▶ _What to produce_
Please find all lines in the data that hold the string "охране" and copy them.

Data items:
========================
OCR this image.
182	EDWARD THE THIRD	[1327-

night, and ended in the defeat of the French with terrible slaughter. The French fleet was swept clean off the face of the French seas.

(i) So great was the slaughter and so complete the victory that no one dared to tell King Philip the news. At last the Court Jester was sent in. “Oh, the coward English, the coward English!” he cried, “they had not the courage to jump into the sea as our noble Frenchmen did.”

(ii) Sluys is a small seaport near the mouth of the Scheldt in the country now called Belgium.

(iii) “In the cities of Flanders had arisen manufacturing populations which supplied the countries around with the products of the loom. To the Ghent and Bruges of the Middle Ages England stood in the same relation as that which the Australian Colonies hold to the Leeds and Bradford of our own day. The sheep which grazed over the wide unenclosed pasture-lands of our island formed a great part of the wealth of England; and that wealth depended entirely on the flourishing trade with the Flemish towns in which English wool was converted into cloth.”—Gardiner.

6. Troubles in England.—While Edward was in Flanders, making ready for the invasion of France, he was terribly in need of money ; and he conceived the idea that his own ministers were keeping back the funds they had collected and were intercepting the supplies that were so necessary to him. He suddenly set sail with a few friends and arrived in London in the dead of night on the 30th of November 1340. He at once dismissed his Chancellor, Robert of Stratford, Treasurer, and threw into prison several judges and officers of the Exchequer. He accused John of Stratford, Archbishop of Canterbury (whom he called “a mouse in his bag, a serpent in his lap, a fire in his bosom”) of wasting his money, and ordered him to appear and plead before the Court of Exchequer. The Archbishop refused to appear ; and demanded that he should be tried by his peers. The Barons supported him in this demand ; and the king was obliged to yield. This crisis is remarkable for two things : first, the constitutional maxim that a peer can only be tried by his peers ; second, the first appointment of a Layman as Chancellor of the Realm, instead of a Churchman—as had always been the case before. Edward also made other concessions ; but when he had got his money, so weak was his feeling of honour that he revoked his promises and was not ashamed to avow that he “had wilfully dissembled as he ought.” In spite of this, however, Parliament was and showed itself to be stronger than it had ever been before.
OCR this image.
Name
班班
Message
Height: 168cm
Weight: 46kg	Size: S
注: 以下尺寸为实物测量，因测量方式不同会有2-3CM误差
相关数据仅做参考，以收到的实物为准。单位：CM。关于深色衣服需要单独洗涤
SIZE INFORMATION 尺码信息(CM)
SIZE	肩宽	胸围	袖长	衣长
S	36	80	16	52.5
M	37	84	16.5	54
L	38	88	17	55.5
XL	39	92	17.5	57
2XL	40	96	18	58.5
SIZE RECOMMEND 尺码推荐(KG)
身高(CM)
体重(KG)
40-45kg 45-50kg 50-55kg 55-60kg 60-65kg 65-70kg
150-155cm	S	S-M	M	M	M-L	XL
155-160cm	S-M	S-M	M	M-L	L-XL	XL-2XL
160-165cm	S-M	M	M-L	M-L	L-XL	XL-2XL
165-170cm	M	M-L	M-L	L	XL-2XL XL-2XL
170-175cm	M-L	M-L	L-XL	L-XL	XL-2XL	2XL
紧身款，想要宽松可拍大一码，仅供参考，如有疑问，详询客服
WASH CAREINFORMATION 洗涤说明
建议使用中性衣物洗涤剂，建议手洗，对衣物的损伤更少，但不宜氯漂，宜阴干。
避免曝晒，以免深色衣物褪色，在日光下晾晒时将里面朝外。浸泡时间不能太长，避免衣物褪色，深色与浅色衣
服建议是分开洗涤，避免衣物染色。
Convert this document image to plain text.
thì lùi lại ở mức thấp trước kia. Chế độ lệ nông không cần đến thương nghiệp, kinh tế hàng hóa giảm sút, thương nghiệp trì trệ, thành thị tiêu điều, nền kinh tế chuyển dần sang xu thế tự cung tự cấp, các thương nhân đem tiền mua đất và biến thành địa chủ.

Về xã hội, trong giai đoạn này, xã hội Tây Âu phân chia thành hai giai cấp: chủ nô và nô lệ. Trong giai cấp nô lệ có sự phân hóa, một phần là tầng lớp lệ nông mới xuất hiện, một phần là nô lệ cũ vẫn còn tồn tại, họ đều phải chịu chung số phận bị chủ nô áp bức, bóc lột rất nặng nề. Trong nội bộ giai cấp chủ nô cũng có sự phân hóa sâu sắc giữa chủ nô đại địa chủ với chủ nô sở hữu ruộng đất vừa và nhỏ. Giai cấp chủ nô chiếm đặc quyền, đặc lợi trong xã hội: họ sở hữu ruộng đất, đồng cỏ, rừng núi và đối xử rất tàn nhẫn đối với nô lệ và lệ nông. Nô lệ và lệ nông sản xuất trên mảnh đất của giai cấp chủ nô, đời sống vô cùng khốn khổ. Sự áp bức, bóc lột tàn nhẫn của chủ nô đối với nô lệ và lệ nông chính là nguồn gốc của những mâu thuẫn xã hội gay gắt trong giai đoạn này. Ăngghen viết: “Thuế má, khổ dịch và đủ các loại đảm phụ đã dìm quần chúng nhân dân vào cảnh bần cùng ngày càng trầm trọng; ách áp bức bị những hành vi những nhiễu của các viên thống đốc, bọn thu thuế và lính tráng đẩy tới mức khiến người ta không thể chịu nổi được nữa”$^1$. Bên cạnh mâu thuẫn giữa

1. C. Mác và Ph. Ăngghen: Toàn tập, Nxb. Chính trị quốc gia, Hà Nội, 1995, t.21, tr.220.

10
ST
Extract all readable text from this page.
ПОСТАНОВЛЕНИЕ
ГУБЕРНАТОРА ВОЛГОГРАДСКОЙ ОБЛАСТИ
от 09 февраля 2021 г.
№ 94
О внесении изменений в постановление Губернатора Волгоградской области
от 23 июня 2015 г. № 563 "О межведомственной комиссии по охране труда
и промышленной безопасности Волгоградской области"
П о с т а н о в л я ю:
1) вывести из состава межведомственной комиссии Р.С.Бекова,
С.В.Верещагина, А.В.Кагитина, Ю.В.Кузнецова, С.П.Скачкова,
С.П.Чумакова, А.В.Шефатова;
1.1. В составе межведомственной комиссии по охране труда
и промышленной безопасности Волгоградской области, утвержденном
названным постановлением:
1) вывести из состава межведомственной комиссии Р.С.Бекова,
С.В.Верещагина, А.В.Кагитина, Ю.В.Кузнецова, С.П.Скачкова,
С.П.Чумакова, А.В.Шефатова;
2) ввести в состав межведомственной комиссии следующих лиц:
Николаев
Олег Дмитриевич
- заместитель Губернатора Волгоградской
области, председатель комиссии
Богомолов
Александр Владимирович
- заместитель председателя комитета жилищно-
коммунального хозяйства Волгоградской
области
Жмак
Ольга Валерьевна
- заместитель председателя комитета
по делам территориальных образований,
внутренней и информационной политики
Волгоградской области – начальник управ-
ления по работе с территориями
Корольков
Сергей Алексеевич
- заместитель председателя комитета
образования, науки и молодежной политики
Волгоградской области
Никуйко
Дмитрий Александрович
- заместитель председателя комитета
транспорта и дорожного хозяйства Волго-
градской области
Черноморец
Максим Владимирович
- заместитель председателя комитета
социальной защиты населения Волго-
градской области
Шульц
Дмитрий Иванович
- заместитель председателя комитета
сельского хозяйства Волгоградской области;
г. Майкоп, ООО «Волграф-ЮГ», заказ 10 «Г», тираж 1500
========================
▶ _Final result_
от 23 июня 2015 г. № 563 "О межведомственной комиссии по охране труда
1.1. В составе межведомственной комиссии по охране труда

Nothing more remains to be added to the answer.